PROBLEM -
Pull out from the material below all lines with "SSMI".

RECORDED DATA -
# # # #

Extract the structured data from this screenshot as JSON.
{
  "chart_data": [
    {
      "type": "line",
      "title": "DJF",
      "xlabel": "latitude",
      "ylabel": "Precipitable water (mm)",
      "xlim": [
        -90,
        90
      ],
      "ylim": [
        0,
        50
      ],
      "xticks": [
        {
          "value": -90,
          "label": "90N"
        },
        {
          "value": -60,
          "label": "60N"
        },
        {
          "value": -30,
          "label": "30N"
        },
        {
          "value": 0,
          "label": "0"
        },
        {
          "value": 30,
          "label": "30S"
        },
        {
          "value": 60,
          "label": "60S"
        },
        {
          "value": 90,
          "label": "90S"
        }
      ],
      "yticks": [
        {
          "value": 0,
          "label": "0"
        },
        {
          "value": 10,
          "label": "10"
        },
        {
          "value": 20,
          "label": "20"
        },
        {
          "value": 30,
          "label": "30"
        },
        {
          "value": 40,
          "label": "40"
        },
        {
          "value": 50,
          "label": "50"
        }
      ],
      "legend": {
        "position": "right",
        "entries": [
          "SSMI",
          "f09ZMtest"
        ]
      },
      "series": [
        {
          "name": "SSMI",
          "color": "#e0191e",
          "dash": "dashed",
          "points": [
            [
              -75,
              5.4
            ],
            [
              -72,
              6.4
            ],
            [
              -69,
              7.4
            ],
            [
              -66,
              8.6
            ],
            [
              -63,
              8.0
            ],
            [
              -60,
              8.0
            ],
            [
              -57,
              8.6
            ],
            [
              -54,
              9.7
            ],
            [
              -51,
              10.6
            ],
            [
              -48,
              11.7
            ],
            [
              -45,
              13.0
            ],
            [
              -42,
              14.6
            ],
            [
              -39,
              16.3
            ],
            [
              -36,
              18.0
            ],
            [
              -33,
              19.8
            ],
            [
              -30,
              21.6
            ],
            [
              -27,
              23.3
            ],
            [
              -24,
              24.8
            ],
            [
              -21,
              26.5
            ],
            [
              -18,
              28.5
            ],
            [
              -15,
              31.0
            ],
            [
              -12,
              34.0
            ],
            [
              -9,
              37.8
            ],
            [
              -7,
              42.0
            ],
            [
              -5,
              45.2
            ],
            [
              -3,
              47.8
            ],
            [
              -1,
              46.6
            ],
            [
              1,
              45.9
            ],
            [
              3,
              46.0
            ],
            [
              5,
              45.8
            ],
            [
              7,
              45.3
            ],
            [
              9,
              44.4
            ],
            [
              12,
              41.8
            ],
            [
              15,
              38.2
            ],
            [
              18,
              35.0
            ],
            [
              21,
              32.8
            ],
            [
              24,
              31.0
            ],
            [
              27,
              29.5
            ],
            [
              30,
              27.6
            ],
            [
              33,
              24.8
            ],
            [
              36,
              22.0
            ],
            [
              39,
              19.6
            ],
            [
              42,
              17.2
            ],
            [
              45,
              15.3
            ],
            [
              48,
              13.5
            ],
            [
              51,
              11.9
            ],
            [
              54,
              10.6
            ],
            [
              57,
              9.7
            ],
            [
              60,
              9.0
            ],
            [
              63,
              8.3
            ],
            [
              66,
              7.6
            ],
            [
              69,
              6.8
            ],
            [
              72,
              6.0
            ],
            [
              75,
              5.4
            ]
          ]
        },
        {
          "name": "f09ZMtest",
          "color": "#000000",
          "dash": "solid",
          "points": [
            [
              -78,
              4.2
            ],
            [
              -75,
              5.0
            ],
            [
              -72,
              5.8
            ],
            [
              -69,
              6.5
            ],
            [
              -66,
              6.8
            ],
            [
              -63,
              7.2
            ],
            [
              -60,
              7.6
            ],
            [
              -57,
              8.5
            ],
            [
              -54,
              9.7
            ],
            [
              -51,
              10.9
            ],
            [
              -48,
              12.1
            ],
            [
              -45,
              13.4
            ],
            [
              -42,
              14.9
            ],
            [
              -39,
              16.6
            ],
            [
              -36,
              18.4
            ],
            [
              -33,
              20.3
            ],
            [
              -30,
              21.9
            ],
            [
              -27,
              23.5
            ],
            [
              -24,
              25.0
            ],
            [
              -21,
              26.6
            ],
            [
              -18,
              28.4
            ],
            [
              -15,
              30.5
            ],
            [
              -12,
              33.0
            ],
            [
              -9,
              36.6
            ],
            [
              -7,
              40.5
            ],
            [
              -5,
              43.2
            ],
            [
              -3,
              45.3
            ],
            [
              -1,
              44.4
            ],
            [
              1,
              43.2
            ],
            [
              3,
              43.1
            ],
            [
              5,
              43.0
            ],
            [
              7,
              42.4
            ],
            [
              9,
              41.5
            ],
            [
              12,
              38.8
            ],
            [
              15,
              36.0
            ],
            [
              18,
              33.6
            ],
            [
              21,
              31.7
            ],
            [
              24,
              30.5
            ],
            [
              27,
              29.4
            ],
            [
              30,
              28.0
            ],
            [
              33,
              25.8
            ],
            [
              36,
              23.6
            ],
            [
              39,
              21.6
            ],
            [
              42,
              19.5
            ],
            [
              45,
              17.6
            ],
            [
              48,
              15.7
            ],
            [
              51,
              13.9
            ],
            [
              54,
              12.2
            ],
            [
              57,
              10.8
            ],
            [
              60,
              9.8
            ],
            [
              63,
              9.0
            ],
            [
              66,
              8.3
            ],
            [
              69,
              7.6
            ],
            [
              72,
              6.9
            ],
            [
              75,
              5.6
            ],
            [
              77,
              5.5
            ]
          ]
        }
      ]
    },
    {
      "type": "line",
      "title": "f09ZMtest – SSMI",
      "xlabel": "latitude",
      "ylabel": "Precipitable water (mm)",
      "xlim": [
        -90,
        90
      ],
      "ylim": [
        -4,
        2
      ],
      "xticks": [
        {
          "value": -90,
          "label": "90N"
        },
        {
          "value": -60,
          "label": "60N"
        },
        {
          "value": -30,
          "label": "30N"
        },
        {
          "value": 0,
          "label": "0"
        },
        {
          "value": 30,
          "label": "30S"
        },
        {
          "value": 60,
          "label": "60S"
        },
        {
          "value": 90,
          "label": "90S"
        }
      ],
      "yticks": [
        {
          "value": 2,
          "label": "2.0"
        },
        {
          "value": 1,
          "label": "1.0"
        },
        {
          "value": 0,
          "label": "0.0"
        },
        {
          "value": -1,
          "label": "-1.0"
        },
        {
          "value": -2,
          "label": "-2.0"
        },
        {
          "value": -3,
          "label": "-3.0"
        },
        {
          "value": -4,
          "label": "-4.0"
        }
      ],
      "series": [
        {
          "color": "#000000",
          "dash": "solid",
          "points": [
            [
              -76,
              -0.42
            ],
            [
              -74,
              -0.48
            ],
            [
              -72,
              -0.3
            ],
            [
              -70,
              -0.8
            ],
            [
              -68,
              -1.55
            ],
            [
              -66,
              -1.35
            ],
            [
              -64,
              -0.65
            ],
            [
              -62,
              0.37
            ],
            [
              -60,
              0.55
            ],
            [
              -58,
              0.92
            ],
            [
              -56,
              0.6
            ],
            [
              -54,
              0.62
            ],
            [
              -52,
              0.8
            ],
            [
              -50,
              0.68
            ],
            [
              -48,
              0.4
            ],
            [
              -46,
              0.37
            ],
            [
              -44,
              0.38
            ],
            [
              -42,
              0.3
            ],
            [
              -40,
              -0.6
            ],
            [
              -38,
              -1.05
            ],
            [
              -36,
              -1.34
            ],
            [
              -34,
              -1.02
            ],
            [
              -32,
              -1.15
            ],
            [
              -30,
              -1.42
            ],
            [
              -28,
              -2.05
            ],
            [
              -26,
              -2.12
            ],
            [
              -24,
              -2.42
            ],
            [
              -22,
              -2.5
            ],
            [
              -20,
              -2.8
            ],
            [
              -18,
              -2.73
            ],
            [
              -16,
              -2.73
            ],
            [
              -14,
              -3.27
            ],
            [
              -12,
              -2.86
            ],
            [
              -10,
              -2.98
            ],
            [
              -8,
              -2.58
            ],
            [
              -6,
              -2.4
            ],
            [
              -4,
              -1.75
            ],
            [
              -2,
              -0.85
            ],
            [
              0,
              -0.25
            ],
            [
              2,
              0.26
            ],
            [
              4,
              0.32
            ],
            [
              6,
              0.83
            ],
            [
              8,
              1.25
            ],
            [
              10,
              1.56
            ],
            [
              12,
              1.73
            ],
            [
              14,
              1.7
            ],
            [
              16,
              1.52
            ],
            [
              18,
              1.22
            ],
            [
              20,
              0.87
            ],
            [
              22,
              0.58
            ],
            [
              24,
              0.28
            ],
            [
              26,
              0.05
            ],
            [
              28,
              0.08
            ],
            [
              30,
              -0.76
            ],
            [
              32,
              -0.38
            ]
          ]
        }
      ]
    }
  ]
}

# # # #

FULL SOLUTION -
          "SSMI",
          "name": "SSMI",
      "title": "f09ZMtest – SSMI",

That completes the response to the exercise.